**What you should do:**
Please copy the items below word for word, beginning with their first line and stopping after the line that contains "Bar: [101, 461, 126, 487]".

Dataset rows:

- - - - - - -

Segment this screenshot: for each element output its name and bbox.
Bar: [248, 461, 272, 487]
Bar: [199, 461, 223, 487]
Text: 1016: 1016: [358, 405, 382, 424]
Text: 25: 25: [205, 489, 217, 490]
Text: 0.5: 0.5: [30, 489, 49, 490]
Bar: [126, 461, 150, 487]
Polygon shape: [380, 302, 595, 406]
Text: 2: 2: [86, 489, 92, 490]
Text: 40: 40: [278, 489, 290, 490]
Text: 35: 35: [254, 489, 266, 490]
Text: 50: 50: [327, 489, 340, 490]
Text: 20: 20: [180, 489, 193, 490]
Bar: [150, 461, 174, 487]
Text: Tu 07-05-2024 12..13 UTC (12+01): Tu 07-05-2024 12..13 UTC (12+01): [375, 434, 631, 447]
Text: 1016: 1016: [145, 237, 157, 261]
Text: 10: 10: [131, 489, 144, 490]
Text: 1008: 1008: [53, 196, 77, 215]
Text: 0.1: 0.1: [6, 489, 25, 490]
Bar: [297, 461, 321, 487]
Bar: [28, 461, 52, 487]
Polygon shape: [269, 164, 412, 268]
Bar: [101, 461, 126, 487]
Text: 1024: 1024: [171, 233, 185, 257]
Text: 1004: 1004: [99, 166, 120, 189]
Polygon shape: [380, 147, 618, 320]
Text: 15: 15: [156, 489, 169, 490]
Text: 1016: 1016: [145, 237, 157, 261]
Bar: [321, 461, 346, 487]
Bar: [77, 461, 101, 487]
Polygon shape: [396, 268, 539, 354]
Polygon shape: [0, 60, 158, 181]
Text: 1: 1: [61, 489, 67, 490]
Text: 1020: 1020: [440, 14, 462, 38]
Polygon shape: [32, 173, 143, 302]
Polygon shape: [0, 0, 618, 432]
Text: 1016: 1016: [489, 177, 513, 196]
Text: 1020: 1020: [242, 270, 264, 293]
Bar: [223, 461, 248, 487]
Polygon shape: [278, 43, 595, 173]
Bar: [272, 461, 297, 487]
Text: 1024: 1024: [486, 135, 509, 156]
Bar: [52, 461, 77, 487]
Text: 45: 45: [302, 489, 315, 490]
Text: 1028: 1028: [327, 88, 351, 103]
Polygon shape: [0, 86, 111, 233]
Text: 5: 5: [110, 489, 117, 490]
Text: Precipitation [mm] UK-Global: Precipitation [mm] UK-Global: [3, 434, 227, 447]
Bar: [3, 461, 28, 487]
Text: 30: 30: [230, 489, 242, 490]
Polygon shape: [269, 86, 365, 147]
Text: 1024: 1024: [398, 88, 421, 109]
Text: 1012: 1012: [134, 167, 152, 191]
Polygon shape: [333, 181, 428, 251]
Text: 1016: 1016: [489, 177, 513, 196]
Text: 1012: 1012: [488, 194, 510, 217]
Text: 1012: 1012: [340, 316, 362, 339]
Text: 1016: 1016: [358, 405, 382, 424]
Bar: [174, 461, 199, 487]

- - - - - - -

**Answer to the problem:**
Segment this screenshot: for each element output its name and bbox.
Bar: [248, 461, 272, 487]
Bar: [199, 461, 223, 487]
Text: 1016: 1016: [358, 405, 382, 424]
Text: 25: 25: [205, 489, 217, 490]
Text: 0.5: 0.5: [30, 489, 49, 490]
Bar: [126, 461, 150, 487]
Polygon shape: [380, 302, 595, 406]
Text: 2: 2: [86, 489, 92, 490]
Text: 40: 40: [278, 489, 290, 490]
Text: 35: 35: [254, 489, 266, 490]
Text: 50: 50: [327, 489, 340, 490]
Text: 20: 20: [180, 489, 193, 490]
Bar: [150, 461, 174, 487]
Text: Tu 07-05-2024 12..13 UTC (12+01): Tu 07-05-2024 12..13 UTC (12+01): [375, 434, 631, 447]
Text: 1016: 1016: [145, 237, 157, 261]
Text: 10: 10: [131, 489, 144, 490]
Text: 1008: 1008: [53, 196, 77, 215]
Text: 0.1: 0.1: [6, 489, 25, 490]
Bar: [297, 461, 321, 487]
Bar: [28, 461, 52, 487]
Polygon shape: [269, 164, 412, 268]
Bar: [101, 461, 126, 487]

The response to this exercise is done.